### The task
Count each line in which the word "Bildungspolitik" appears. Reply with the total and nothing more.

====================

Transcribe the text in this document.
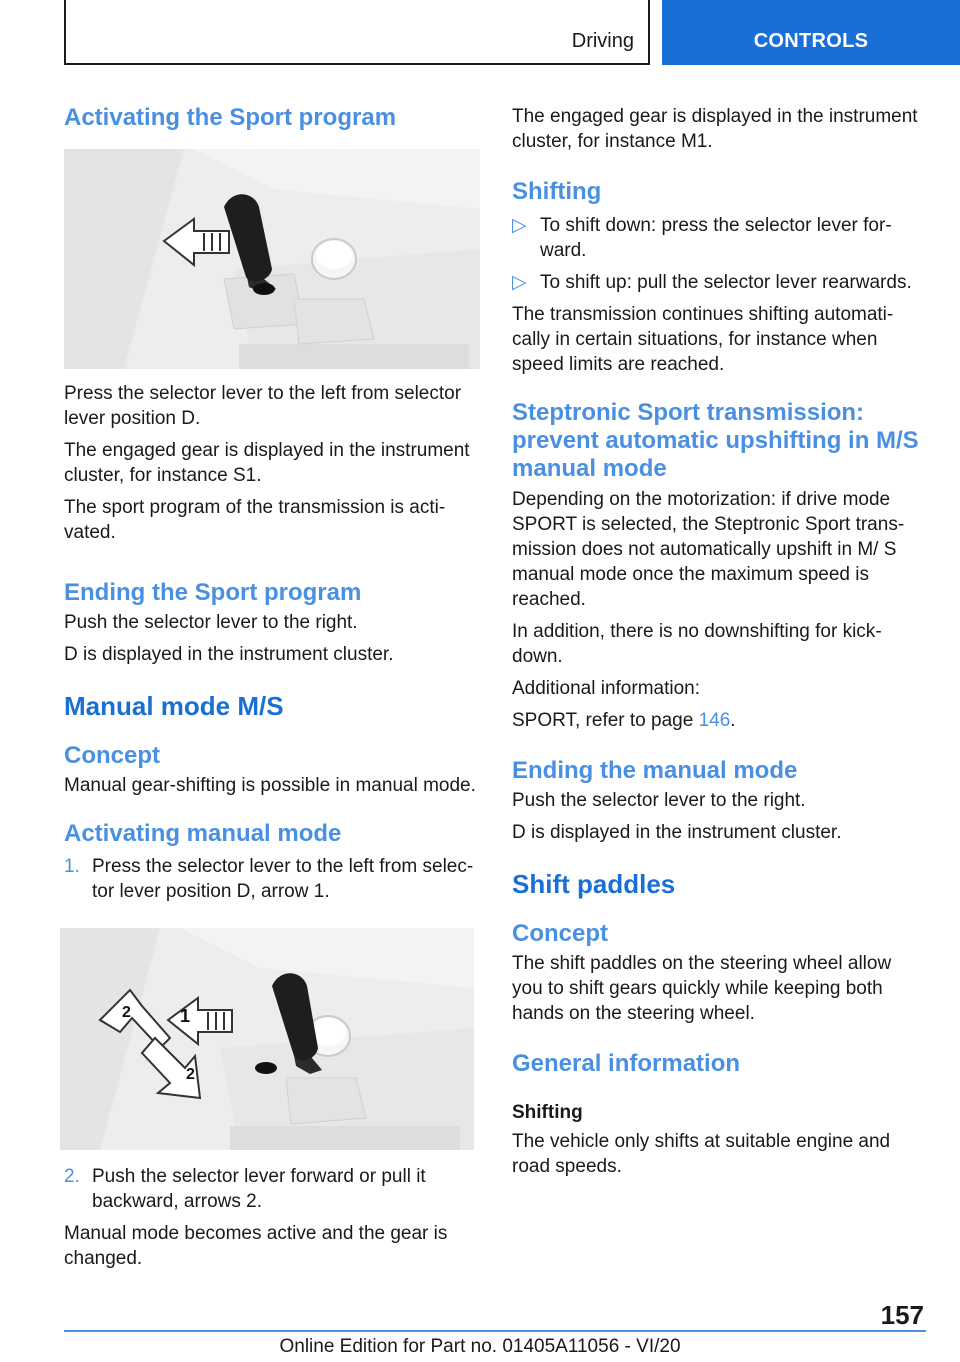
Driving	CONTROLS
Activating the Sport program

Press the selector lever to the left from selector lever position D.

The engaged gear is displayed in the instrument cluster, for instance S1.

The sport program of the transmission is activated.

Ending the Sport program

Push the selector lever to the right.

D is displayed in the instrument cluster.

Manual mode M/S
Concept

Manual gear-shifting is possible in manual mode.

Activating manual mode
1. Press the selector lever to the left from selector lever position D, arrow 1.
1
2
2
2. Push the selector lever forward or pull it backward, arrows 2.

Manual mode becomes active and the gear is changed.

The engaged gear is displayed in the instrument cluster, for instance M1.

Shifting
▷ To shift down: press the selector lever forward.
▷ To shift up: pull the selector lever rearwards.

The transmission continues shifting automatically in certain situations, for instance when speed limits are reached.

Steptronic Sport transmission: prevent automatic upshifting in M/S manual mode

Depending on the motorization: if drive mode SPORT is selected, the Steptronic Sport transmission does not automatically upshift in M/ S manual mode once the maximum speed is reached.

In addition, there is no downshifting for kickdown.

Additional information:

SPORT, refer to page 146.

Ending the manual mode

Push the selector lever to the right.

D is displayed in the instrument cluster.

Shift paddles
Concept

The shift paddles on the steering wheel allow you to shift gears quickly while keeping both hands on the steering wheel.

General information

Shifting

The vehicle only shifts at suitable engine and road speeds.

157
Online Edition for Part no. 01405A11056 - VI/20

====================

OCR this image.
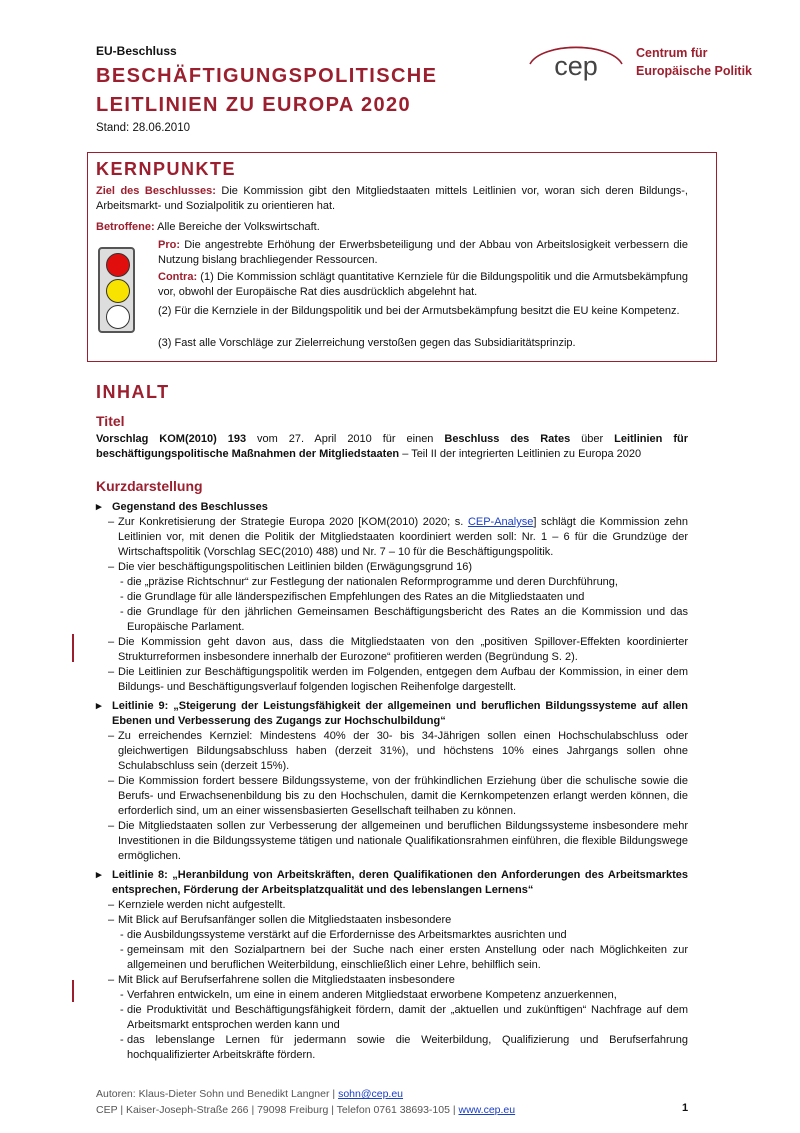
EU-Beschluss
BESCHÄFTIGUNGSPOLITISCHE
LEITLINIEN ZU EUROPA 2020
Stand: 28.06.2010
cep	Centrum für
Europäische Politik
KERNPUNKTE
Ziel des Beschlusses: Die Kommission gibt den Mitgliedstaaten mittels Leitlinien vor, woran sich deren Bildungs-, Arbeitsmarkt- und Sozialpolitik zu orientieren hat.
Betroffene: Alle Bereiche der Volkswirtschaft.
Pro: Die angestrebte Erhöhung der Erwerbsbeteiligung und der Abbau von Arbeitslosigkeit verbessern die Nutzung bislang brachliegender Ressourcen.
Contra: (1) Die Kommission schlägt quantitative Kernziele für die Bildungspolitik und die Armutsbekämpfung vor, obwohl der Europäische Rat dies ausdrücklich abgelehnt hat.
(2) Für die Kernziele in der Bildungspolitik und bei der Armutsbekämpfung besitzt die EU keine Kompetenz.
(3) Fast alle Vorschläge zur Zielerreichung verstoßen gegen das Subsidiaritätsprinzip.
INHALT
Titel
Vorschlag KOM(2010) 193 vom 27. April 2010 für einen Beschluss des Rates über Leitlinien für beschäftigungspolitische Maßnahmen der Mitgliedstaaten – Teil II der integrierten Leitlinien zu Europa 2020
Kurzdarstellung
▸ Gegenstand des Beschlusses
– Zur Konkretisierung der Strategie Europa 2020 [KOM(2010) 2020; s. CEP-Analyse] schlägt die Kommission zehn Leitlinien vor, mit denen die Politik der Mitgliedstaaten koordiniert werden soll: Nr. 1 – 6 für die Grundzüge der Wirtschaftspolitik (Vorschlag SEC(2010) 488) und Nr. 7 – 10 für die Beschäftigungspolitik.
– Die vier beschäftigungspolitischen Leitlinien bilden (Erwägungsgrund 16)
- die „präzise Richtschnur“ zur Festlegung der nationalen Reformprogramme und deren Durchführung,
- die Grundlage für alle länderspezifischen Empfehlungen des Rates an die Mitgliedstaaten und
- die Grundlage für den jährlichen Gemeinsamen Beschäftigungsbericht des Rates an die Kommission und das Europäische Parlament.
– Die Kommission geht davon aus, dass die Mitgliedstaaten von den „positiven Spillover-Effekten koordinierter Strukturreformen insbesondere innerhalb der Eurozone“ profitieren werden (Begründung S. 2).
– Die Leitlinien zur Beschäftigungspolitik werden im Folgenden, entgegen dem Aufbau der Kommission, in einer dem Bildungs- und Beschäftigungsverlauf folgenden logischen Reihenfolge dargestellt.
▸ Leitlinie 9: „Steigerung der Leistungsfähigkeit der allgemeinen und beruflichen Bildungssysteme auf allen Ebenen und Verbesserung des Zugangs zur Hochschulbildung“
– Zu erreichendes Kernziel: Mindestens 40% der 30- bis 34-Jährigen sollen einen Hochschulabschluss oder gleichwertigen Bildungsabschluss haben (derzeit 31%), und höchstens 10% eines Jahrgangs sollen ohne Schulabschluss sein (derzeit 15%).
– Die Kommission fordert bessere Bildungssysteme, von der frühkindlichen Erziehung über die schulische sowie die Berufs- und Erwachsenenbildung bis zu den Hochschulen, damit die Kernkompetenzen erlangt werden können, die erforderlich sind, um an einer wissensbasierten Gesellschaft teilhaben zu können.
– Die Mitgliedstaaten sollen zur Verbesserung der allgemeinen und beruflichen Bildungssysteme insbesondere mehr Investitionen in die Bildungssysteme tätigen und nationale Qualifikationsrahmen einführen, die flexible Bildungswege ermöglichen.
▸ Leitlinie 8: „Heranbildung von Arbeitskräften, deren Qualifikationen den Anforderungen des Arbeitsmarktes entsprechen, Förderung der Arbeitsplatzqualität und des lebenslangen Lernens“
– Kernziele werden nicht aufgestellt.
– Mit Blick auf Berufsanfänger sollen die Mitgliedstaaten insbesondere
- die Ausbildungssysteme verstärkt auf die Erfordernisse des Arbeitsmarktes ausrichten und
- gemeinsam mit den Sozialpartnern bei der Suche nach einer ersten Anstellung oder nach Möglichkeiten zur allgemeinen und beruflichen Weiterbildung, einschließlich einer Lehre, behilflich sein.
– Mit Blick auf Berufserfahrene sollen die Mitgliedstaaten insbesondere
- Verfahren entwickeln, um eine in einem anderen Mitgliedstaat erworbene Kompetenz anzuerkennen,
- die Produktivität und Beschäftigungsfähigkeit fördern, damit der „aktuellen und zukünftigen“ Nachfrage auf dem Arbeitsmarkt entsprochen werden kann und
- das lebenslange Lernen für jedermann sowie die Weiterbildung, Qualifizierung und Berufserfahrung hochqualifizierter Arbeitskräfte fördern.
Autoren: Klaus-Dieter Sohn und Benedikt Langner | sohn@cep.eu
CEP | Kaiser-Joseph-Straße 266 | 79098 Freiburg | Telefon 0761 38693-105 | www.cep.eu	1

====================

### Problem solution
2